#### WRITTEN INSTRUCTION:
Write out the full listing again, exactly as it stands.

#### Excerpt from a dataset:
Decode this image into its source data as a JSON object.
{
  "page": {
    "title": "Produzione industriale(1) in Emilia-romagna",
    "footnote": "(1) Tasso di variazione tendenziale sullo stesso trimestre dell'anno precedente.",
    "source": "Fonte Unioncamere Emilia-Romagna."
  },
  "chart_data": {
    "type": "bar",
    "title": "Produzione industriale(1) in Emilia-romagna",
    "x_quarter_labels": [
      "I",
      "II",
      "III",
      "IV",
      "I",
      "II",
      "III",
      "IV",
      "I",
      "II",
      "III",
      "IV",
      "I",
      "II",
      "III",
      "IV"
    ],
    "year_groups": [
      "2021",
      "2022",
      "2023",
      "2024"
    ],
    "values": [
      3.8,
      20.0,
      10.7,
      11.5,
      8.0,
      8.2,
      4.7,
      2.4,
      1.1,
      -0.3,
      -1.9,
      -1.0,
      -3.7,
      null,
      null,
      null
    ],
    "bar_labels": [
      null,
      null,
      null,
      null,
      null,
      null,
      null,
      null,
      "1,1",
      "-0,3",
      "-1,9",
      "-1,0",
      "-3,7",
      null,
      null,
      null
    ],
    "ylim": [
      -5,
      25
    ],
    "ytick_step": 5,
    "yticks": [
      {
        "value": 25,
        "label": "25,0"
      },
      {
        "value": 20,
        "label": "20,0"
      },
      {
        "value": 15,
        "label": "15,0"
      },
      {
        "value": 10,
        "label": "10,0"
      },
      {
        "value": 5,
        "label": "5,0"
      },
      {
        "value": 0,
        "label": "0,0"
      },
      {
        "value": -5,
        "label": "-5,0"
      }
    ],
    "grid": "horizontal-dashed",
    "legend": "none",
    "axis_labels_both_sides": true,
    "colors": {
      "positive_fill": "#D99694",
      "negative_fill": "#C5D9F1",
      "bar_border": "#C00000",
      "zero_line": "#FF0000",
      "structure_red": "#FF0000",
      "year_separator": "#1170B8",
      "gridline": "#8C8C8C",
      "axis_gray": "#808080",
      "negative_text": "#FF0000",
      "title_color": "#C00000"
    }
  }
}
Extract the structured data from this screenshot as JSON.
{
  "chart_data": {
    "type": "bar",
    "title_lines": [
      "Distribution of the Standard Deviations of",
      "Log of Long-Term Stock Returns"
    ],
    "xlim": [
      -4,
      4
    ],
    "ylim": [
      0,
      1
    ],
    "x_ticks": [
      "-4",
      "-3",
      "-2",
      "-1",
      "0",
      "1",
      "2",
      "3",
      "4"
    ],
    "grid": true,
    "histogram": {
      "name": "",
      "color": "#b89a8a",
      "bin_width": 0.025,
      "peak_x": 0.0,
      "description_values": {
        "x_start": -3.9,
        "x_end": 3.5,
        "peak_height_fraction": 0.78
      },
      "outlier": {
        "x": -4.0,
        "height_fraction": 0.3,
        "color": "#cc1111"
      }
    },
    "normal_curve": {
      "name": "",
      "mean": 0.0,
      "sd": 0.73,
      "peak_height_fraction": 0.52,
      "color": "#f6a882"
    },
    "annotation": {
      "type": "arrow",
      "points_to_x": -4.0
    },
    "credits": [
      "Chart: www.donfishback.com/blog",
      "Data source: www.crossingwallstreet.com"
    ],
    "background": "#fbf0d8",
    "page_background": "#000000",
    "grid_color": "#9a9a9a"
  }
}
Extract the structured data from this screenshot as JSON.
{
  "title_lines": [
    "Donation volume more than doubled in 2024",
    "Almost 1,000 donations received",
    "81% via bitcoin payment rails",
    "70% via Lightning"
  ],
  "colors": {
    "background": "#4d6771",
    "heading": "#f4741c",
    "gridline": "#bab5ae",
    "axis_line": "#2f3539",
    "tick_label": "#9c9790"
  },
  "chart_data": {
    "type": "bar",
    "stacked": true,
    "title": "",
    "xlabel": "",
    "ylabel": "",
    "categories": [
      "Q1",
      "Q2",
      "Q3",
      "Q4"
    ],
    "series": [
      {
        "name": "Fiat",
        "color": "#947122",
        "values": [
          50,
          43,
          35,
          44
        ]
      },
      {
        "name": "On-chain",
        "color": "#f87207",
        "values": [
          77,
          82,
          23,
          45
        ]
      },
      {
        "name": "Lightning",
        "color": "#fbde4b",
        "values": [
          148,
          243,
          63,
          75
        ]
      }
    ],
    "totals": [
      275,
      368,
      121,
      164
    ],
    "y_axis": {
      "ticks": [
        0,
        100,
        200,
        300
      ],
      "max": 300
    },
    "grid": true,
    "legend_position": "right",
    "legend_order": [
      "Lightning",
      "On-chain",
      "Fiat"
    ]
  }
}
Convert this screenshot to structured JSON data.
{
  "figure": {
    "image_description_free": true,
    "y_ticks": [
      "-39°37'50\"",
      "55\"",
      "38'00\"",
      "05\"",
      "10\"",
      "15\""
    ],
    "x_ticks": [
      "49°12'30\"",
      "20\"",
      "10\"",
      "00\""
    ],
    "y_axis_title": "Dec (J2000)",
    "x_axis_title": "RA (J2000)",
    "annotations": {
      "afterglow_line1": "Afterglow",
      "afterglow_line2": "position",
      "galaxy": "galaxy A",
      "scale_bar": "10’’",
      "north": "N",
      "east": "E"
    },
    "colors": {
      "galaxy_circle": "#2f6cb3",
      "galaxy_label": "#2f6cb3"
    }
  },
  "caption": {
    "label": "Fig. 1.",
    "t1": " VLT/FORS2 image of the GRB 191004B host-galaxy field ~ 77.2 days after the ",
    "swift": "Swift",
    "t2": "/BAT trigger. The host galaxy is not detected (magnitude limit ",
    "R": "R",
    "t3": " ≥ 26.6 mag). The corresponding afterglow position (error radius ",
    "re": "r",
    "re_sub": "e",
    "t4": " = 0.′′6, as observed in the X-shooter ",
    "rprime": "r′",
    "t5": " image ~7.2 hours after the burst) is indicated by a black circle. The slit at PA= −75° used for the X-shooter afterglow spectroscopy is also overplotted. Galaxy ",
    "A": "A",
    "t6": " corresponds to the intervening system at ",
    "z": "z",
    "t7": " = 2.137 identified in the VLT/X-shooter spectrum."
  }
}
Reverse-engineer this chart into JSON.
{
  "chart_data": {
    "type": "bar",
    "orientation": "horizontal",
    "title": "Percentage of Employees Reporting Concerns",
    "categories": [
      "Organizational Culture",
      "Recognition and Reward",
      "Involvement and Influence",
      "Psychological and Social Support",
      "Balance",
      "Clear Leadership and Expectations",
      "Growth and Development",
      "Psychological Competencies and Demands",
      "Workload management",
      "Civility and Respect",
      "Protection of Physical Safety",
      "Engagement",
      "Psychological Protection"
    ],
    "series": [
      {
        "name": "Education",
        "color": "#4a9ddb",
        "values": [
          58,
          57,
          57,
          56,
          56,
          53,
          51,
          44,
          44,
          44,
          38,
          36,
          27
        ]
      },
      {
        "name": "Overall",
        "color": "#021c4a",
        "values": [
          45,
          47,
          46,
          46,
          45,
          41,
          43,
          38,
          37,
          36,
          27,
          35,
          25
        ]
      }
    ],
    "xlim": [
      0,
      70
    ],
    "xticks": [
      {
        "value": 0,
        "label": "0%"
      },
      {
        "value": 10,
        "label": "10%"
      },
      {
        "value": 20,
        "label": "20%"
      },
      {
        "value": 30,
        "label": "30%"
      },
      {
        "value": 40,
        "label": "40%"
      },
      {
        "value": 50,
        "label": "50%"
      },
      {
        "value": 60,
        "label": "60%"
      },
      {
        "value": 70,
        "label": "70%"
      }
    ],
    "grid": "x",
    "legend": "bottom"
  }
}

#### WRITTEN ANSWER:
Decode this image into its source data as a JSON object.
{
  "page": {
    "title": "Produzione industriale(1) in Emilia-romagna",
    "footnote": "(1) Tasso di variazione tendenziale sullo stesso trimestre dell'anno precedente.",
    "source": "Fonte Unioncamere Emilia-Romagna."
  },
  "chart_data": {
    "type": "bar",
    "title": "Produzione industriale(1) in Emilia-romagna",
    "x_quarter_labels": [
      "I",
      "II",
      "III",
      "IV",
      "I",
      "II",
      "III",
      "IV",
      "I",
      "II",
      "III",
      "IV",
      "I",
      "II",
      "III",
      "IV"
    ],
    "year_groups": [
      "2021",
      "2022",
      "2023",
      "2024"
    ],
    "values": [
      3.8,
      20.0,
      10.7,
      11.5,
      8.0,
      8.2,
      4.7,
      2.4,
      1.1,
      -0.3,
      -1.9,
      -1.0,
      -3.7,
      null,
      null,
      null
    ],
    "bar_labels": [
      null,
      null,
      null,
      null,
      null,
      null,
      null,
      null,
      "1,1",
      "-0,3",
      "-1,9",
      "-1,0",
      "-3,7",
      null,
      null,
      null
    ],
    "ylim": [
      -5,
      25
    ],
    "ytick_step": 5,
    "yticks": [
      {
        "value": 25,
        "label": "25,0"
      },
      {
        "value": 20,
        "label": "20,0"
      },
      {
        "value": 15,
        "label": "15,0"
      },
      {
        "value": 10,
        "label": "10,0"
      },
      {
        "value": 5,
        "label": "5,0"
      },
      {
        "value": 0,
        "label": "0,0"
      },
      {
        "value": -5,
        "label": "-5,0"
      }
    ],
    "grid": "horizontal-dashed",
    "legend": "none",
    "axis_labels_both_sides": true,
    "colors": {
      "positive_fill": "#D99694",
      "negative_fill": "#C5D9F1",
      "bar_border": "#C00000",
      "zero_line": "#FF0000",
      "structure_red": "#FF0000",
      "year_separator": "#1170B8",
      "gridline": "#8C8C8C",
      "axis_gray": "#808080",
      "negative_text": "#FF0000",
      "title_color": "#C00000"
    }
  }
}
Extract the structured data from this screenshot as JSON.
{
  "chart_data": {
    "type": "bar",
    "title_lines": [
      "Distribution of the Standard Deviations of",
      "Log of Long-Term Stock Returns"
    ],
    "xlim": [
      -4,
      4
    ],
    "ylim": [
      0,
      1
    ],
    "x_ticks": [
      "-4",
      "-3",
      "-2",
      "-1",
      "0",
      "1",
      "2",
      "3",
      "4"
    ],
    "grid": true,
    "histogram": {
      "name": "",
      "color": "#b89a8a",
      "bin_width": 0.025,
      "peak_x": 0.0,
      "description_values": {
        "x_start": -3.9,
        "x_end": 3.5,
        "peak_height_fraction": 0.78
      },
      "outlier": {
        "x": -4.0,
        "height_fraction": 0.3,
        "color": "#cc1111"
      }
    },
    "normal_curve": {
      "name": "",
      "mean": 0.0,
      "sd": 0.73,
      "peak_height_fraction": 0.52,
      "color": "#f6a882"
    },
    "annotation": {
      "type": "arrow",
      "points_to_x": -4.0
    },
    "credits": [
      "Chart: www.donfishback.com/blog",
      "Data source: www.crossingwallstreet.com"
    ],
    "background": "#fbf0d8",
    "page_background": "#000000",
    "grid_color": "#9a9a9a"
  }
}
Extract the structured data from this screenshot as JSON.
{
  "title_lines": [
    "Donation volume more than doubled in 2024",
    "Almost 1,000 donations received",
    "81% via bitcoin payment rails",
    "70% via Lightning"
  ],
  "colors": {
    "background": "#4d6771",
    "heading": "#f4741c",
    "gridline": "#bab5ae",
    "axis_line": "#2f3539",
    "tick_label": "#9c9790"
  },
  "chart_data": {
    "type": "bar",
    "stacked": true,
    "title": "",
    "xlabel": "",
    "ylabel": "",
    "categories": [
      "Q1",
      "Q2",
      "Q3",
      "Q4"
    ],
    "series": [
      {
        "name": "Fiat",
        "color": "#947122",
        "values": [
          50,
          43,
          35,
          44
        ]
      },
      {
        "name": "On-chain",
        "color": "#f87207",
        "values": [
          77,
          82,
          23,
          45
        ]
      },
      {
        "name": "Lightning",
        "color": "#fbde4b",
        "values": [
          148,
          243,
          63,
          75
        ]
      }
    ],
    "totals": [
      275,
      368,
      121,
      164
    ],
    "y_axis": {
      "ticks": [
        0,
        100,
        200,
        300
      ],
      "max": 300
    },
    "grid": true,
    "legend_position": "right",
    "legend_order": [
      "Lightning",
      "On-chain",
      "Fiat"
    ]
  }
}
Convert this screenshot to structured JSON data.
{
  "figure": {
    "image_description_free": true,
    "y_ticks": [
      "-39°37'50\"",
      "55\"",
      "38'00\"",
      "05\"",
      "10\"",
      "15\""
    ],
    "x_ticks": [
      "49°12'30\"",
      "20\"",
      "10\"",
      "00\""
    ],
    "y_axis_title": "Dec (J2000)",
    "x_axis_title": "RA (J2000)",
    "annotations": {
      "afterglow_line1": "Afterglow",
      "afterglow_line2": "position",
      "galaxy": "galaxy A",
      "scale_bar": "10’’",
      "north": "N",
      "east": "E"
    },
    "colors": {
      "galaxy_circle": "#2f6cb3",
      "galaxy_label": "#2f6cb3"
    }
  },
  "caption": {
    "label": "Fig. 1.",
    "t1": " VLT/FORS2 image of the GRB 191004B host-galaxy field ~ 77.2 days after the ",
    "swift": "Swift",
    "t2": "/BAT trigger. The host galaxy is not detected (magnitude limit ",
    "R": "R",
    "t3": " ≥ 26.6 mag). The corresponding afterglow position (error radius ",
    "re": "r",
    "re_sub": "e",
    "t4": " = 0.′′6, as observed in the X-shooter ",
    "rprime": "r′",
    "t5": " image ~7.2 hours after the burst) is indicated by a black circle. The slit at PA= −75° used for the X-shooter afterglow spectroscopy is also overplotted. Galaxy ",
    "A": "A",
    "t6": " corresponds to the intervening system at ",
    "z": "z",
    "t7": " = 2.137 identified in the VLT/X-shooter spectrum."
  }
}
Reverse-engineer this chart into JSON.
{
  "chart_data": {
    "type": "bar",
    "orientation": "horizontal",
    "title": "Percentage of Employees Reporting Concerns",
    "categories": [
      "Organizational Culture",
      "Recognition and Reward",
      "Involvement and Influence",
      "Psychological and Social Support",
      "Balance",
      "Clear Leadership and Expectations",
      "Growth and Development",
      "Psychological Competencies and Demands",
      "Workload management",
      "Civility and Respect",
      "Protection of Physical Safety",
      "Engagement",
      "Psychological Protection"
    ],
    "series": [
      {
        "name": "Education",
        "color": "#4a9ddb",
        "values": [
          58,
          57,
          57,
          56,
          56,
          53,
          51,
          44,
          44,
          44,
          38,
          36,
          27
        ]
      },
      {
        "name": "Overall",
        "color": "#021c4a",
        "values": [
          45,
          47,
          46,
          46,
          45,
          41,
          43,
          38,
          37,
          36,
          27,
          35,
          25
        ]
      }
    ],
    "xlim": [
      0,
      70
    ],
    "xticks": [
      {
        "value": 0,
        "label": "0%"
      },
      {
        "value": 10,
        "label": "10%"
      },
      {
        "value": 20,
        "label": "20%"
      },
      {
        "value": 30,
        "label": "30%"
      },
      {
        "value": 40,
        "label": "40%"
      },
      {
        "value": 50,
        "label": "50%"
      },
      {
        "value": 60,
        "label": "60%"
      },
      {
        "value": 70,
        "label": "70%"
      }
    ],
    "grid": "x",
    "legend": "bottom"
  }
}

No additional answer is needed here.